## BEGIN PROVIDED DATA

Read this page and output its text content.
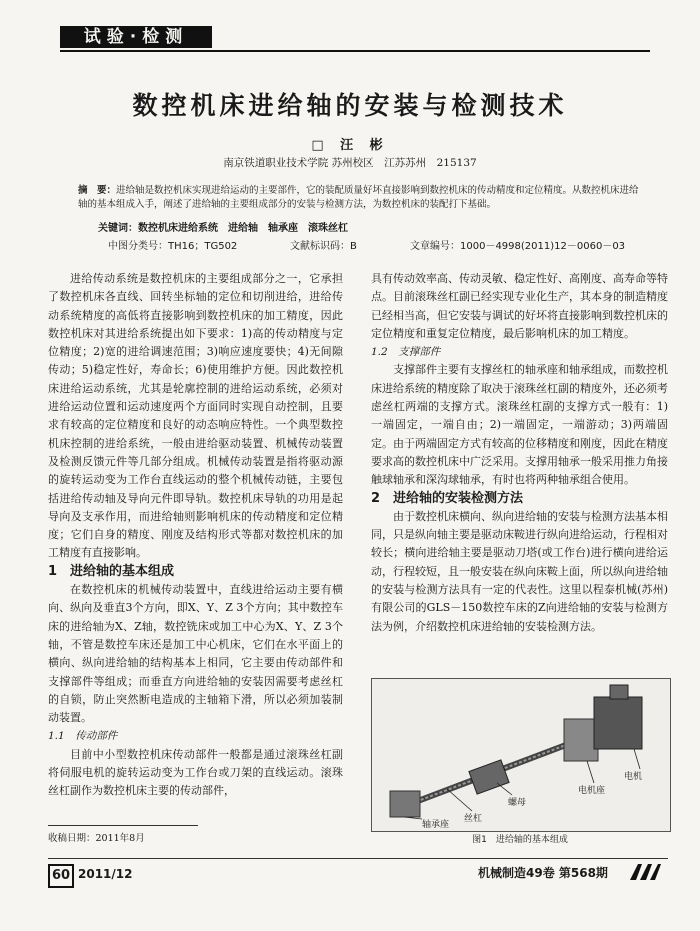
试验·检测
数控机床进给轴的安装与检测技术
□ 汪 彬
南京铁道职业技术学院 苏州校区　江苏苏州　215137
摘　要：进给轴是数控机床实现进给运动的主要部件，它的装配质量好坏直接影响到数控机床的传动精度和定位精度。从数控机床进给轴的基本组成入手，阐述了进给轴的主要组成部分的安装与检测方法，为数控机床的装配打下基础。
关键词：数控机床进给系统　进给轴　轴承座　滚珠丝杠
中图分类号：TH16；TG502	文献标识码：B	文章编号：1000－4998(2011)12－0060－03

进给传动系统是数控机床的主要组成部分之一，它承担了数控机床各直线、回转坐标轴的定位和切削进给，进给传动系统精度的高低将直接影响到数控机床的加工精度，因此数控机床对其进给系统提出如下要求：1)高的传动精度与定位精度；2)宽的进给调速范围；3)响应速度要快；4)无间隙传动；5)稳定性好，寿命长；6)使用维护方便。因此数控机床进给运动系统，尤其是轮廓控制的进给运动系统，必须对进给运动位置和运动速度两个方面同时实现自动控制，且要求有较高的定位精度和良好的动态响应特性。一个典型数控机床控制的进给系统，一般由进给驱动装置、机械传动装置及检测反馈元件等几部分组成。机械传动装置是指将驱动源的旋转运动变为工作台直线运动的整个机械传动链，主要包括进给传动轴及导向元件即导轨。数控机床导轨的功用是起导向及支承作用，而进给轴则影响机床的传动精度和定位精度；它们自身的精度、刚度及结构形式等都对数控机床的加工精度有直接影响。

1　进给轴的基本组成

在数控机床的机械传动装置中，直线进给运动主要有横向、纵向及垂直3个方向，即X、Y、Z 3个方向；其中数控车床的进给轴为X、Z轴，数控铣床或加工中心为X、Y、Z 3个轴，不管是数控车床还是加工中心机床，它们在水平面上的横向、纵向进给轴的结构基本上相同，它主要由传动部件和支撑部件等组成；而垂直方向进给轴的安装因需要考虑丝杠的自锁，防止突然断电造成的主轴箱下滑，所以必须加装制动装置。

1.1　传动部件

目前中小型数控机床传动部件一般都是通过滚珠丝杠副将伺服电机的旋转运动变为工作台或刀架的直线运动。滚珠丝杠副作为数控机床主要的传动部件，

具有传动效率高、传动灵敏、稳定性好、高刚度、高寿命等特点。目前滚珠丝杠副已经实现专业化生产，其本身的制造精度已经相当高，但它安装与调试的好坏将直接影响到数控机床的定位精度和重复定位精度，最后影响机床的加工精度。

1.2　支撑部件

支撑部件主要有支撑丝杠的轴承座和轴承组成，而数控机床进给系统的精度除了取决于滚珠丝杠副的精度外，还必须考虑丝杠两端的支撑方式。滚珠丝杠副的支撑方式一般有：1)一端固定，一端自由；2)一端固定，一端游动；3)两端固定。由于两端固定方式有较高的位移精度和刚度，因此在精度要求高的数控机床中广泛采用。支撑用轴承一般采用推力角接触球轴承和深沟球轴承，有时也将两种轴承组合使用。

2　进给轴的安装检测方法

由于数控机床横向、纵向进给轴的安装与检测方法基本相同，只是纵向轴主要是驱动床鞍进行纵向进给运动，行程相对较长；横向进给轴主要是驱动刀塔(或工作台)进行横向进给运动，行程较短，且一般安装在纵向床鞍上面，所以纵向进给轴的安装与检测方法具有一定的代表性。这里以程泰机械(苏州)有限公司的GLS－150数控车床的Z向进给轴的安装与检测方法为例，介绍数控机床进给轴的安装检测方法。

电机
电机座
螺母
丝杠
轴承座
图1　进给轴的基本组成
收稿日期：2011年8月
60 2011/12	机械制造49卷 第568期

## END PROVIDED DATA

The records above must be echoed exactly, minus their pictures.

Read this page and output its text content.
试验·检测
数控机床进给轴的安装与检测技术
□ 汪 彬
南京铁道职业技术学院 苏州校区　江苏苏州　215137
摘　要：进给轴是数控机床实现进给运动的主要部件，它的装配质量好坏直接影响到数控机床的传动精度和定位精度。从数控机床进给轴的基本组成入手，阐述了进给轴的主要组成部分的安装与检测方法，为数控机床的装配打下基础。
关键词：数控机床进给系统　进给轴　轴承座　滚珠丝杠
中图分类号：TH16；TG502	文献标识码：B	文章编号：1000－4998(2011)12－0060－03

进给传动系统是数控机床的主要组成部分之一，它承担了数控机床各直线、回转坐标轴的定位和切削进给，进给传动系统精度的高低将直接影响到数控机床的加工精度，因此数控机床对其进给系统提出如下要求：1)高的传动精度与定位精度；2)宽的进给调速范围；3)响应速度要快；4)无间隙传动；5)稳定性好，寿命长；6)使用维护方便。因此数控机床进给运动系统，尤其是轮廓控制的进给运动系统，必须对进给运动位置和运动速度两个方面同时实现自动控制，且要求有较高的定位精度和良好的动态响应特性。一个典型数控机床控制的进给系统，一般由进给驱动装置、机械传动装置及检测反馈元件等几部分组成。机械传动装置是指将驱动源的旋转运动变为工作台直线运动的整个机械传动链，主要包括进给传动轴及导向元件即导轨。数控机床导轨的功用是起导向及支承作用，而进给轴则影响机床的传动精度和定位精度；它们自身的精度、刚度及结构形式等都对数控机床的加工精度有直接影响。

1　进给轴的基本组成

在数控机床的机械传动装置中，直线进给运动主要有横向、纵向及垂直3个方向，即X、Y、Z 3个方向；其中数控车床的进给轴为X、Z轴，数控铣床或加工中心为X、Y、Z 3个轴，不管是数控车床还是加工中心机床，它们在水平面上的横向、纵向进给轴的结构基本上相同，它主要由传动部件和支撑部件等组成；而垂直方向进给轴的安装因需要考虑丝杠的自锁，防止突然断电造成的主轴箱下滑，所以必须加装制动装置。

1.1　传动部件

目前中小型数控机床传动部件一般都是通过滚珠丝杠副将伺服电机的旋转运动变为工作台或刀架的直线运动。滚珠丝杠副作为数控机床主要的传动部件，

具有传动效率高、传动灵敏、稳定性好、高刚度、高寿命等特点。目前滚珠丝杠副已经实现专业化生产，其本身的制造精度已经相当高，但它安装与调试的好坏将直接影响到数控机床的定位精度和重复定位精度，最后影响机床的加工精度。

1.2　支撑部件

支撑部件主要有支撑丝杠的轴承座和轴承组成，而数控机床进给系统的精度除了取决于滚珠丝杠副的精度外，还必须考虑丝杠两端的支撑方式。滚珠丝杠副的支撑方式一般有：1)一端固定，一端自由；2)一端固定，一端游动；3)两端固定。由于两端固定方式有较高的位移精度和刚度，因此在精度要求高的数控机床中广泛采用。支撑用轴承一般采用推力角接触球轴承和深沟球轴承，有时也将两种轴承组合使用。

2　进给轴的安装检测方法

由于数控机床横向、纵向进给轴的安装与检测方法基本相同，只是纵向轴主要是驱动床鞍进行纵向进给运动，行程相对较长；横向进给轴主要是驱动刀塔(或工作台)进行横向进给运动，行程较短，且一般安装在纵向床鞍上面，所以纵向进给轴的安装与检测方法具有一定的代表性。这里以程泰机械(苏州)有限公司的GLS－150数控车床的Z向进给轴的安装与检测方法为例，介绍数控机床进给轴的安装检测方法。

电机
电机座
螺母
丝杠
轴承座
图1　进给轴的基本组成
收稿日期：2011年8月
60 2011/12	机械制造49卷 第568期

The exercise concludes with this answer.